--- start of Record list ---
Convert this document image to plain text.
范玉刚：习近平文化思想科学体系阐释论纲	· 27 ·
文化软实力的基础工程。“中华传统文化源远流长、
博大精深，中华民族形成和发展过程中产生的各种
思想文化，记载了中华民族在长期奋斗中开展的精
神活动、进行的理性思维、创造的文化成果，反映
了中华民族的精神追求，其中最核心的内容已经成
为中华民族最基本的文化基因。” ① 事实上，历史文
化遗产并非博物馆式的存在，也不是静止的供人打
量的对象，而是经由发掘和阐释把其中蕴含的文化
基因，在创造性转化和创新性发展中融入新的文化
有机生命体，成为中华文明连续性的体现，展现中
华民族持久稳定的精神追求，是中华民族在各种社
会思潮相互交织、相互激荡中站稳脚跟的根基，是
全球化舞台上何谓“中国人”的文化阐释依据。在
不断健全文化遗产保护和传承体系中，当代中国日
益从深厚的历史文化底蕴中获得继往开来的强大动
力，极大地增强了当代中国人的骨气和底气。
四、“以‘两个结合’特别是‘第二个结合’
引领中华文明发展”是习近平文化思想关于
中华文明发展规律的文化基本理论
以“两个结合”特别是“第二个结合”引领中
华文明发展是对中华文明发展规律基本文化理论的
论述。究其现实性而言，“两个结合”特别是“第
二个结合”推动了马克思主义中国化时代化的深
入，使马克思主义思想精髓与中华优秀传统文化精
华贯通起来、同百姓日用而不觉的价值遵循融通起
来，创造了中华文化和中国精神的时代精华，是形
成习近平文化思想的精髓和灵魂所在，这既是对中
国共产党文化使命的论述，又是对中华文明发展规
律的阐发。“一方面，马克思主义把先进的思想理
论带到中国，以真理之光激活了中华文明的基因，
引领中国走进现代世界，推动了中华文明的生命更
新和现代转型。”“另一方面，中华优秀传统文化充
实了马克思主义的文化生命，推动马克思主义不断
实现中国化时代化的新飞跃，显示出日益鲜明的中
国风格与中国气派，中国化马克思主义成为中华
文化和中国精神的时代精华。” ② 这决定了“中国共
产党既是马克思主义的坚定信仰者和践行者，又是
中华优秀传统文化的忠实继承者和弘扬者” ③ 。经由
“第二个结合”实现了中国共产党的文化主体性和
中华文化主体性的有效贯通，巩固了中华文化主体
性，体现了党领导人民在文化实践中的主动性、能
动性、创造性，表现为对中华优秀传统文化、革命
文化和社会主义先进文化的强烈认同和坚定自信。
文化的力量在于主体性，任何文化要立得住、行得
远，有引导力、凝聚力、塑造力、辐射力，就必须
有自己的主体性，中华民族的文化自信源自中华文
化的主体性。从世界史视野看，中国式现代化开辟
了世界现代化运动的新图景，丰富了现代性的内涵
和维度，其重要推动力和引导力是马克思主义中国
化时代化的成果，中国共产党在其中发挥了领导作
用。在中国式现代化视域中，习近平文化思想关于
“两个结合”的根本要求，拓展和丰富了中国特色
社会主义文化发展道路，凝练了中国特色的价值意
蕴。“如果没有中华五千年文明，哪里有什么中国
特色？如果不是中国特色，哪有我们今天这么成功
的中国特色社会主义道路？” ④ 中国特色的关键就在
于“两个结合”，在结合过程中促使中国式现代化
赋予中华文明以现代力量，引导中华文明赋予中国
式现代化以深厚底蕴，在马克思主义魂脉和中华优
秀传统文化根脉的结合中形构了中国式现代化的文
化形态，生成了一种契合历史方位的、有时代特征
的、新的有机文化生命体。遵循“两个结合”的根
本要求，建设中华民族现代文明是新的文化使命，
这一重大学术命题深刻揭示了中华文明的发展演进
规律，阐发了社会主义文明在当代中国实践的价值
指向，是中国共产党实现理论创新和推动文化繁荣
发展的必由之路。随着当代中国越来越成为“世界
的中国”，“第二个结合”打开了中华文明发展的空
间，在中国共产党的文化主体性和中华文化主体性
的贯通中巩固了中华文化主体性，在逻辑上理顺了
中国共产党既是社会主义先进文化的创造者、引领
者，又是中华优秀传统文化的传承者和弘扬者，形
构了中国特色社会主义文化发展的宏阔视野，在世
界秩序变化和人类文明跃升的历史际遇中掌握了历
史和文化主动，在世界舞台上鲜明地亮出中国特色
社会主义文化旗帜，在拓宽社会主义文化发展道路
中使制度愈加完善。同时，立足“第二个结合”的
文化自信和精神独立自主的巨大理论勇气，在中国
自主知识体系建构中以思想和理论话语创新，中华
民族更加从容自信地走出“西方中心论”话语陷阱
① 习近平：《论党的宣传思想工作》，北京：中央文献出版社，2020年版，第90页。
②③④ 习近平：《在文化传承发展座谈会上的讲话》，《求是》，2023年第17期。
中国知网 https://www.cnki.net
--- end of Record list ---
**Problem to work on:**
Go through the data and gather every line that holds "第二个结合".

**Correct output:**
四、“以‘两个结合’特别是‘第二个结合’
以“两个结合”特别是“第二个结合”引领中
“第二个结合”实现了中国共产党的文化主体性和
的中国”，“第二个结合”打开了中华文明发展的空
中使制度愈加完善。同时，立足“第二个结合”的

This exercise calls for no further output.